**Excerpt**
----
How to love a difficult woman.
There is a lot to be said about falling in love, especially falling in love with the right person. We all fall in love, and more often than not it’s with someone who brings out the worst qualities in us. Why though? What is it about us as humans that causes us to reach and grab hold of someone; anyone; that we can try to relate our own version of reality with? Most men look for a woman who cooks, cleans, and resembles everything that looks like a Stepford Wife. Someone said, and I’m not sure who, but I know I’ll get a few emails telling me, that “If she doesn’t scare the shit out of you then she isn’t the one”. My entire life I dated, and eventually married, women that I thought were “safe” “normal” and “average”. I’m not in any way saying that those women are bad. Each and every woman I met taught me lessons. I learned a lot about women, myself, and how to act in a relationship. Each and every lesson was leading me, pushing me, to my ultimate destination in my life, a difficult woman.
I wasn’t looking for her. I really wasn’t. When I met her she was witty, sarcastic, and very forward. One might even say pushy. She became one of the biggest pain in the asses I had ever met, and that might actually be why I fell in love with her. So I did; fell in love; and I wasn’t ready for it. I was trying to avoid it. It was over many deep opinionated conversations with her that I would discover that the reason she was difficult was because of all the other shit she’d gone through. It was like a Tootsie Pop I suppose, without the sexual innuendo of course, the more layers that melted away I discovered a soft and gentle woman waiting inside.
Don’t get me wrong, she’s still a pain in the ass sometimes, but the man I am is a better man for knowing her. So what can I tell you about loving a difficult woman? What insight can I give you to help you find that one glorious pain in the ass that you’ll enjoy waking up to every day to make coffee for? Here are a few tips I have to break through the walls of bullshit that good women build up to protect themselves against the onslaught of men wanting only to get into their pants.
1: Be honest.
This might come as a surprise to many of you, but most people aren’t honest when they first meet people. By most people I mean many men when they meet a woman. Let’s face it; our first instinct is to mate. More often than not people tell you what you want to hear. The difficult woman has heard it all, and can probably recite it to you as if it was Barney Stinson’s Bro Code Book. Be honest. Let her know what’s on your mind.
2: Open up.
Let her know why you’re different. Let her know why she’s different. Honestly, chances are she knows what your intentions are straight away, so letting her know up front that you’re interested in more than just her body is important. She can have any guy she wants, so you need to let her know why she should consider you as serious contender for her heart.
----
**Excerpted records**
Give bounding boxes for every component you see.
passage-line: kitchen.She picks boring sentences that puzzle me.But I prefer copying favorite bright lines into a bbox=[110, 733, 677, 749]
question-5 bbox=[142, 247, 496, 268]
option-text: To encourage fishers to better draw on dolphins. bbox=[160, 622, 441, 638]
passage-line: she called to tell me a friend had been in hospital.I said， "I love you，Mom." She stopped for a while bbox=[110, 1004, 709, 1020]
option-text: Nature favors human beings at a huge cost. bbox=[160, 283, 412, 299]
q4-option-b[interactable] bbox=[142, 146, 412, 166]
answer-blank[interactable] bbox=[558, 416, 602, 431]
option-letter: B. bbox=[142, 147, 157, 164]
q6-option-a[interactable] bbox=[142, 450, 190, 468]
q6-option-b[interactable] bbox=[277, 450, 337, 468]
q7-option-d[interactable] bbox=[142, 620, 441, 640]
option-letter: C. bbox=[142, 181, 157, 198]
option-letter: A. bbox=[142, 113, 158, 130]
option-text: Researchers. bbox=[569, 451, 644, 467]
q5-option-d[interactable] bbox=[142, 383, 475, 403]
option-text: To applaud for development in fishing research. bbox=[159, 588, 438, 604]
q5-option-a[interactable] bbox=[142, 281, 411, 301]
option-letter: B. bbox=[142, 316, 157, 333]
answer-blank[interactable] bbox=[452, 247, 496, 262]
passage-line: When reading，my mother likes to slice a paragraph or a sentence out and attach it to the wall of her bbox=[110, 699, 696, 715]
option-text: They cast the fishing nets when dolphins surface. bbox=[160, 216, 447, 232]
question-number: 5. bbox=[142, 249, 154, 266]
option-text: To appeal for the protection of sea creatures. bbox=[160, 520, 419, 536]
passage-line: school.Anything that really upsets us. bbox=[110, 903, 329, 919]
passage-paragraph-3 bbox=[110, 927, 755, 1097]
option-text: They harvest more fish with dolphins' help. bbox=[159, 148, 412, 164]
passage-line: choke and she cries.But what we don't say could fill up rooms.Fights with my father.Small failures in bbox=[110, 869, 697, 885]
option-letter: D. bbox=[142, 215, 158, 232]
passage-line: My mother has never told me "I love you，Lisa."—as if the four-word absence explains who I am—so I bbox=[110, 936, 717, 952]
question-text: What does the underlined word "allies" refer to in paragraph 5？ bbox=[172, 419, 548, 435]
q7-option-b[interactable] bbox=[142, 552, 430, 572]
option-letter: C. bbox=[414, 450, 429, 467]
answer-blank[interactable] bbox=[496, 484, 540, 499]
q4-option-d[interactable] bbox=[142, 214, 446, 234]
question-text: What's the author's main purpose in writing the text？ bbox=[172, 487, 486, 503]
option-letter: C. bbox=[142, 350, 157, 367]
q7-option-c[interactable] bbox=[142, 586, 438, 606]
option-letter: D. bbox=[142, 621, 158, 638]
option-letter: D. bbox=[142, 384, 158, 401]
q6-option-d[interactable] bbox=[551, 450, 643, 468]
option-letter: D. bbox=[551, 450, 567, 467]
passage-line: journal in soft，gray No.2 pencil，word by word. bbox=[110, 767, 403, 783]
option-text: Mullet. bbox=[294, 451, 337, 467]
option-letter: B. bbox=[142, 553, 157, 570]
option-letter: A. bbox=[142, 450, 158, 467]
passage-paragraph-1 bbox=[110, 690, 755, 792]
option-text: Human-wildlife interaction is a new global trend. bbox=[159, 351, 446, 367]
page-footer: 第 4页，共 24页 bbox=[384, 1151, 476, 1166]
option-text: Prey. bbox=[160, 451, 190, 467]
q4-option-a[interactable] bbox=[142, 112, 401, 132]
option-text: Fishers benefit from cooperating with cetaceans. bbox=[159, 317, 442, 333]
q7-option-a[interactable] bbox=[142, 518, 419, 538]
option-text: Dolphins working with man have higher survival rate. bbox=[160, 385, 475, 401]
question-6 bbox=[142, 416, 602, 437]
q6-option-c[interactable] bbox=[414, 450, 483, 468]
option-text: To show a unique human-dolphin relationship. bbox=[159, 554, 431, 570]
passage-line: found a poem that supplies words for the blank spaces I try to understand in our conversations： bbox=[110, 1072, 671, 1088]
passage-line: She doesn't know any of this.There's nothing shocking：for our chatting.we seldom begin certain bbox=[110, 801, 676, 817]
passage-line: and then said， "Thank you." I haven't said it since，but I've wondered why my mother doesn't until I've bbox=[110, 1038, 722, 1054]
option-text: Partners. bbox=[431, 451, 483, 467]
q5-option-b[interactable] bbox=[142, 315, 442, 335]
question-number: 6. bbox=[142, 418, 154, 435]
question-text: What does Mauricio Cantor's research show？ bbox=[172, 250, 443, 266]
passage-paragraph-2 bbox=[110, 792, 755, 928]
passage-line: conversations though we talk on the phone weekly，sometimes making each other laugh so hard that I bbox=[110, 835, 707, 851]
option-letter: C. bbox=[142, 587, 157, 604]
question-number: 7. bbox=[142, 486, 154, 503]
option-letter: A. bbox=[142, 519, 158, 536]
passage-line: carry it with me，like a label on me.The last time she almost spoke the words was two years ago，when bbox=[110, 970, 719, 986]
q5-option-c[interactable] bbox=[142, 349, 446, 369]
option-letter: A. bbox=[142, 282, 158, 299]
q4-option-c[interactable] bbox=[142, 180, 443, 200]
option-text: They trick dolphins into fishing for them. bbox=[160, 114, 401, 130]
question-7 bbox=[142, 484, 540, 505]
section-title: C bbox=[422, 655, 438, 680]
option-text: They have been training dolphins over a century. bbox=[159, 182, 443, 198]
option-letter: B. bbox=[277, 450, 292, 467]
----
**Work task 1**
List the three words that the essay on loving a difficult woman places in quotation marks to describe the women the writer thought he was dating and marrying.
**Work task 2**
In the essay on loving a difficult woman, what candy does the writer compare her to?
**Work task 3**
Reproduce the passage of the essay on loving a difficult woman that begins at the words "This might come" and stops after the words "for her heart.".

**Answer box 1**
- safe
- normal
- average

**Answer box 2**
A Tootsie Pop.

**Answer box 3**
This might come as a surprise to many of you, but most people aren’t honest when they first meet people. By most people I mean many men when they meet a woman. Let’s face it; our first instinct is to mate. More often than not people tell you what you want to hear. The difficult woman has heard it all, and can probably recite it to you as if it was Barney Stinson’s Bro Code Book. Be honest. Let her know what’s on your mind.
2: Open up.
Let her know why you’re different. Let her know why she’s different. Honestly, chances are she knows what your intentions are straight away, so letting her know up front that you’re interested in more than just her body is important. She can have any guy she wants, so you need to let her know why she should consider you as serious contender for her heart.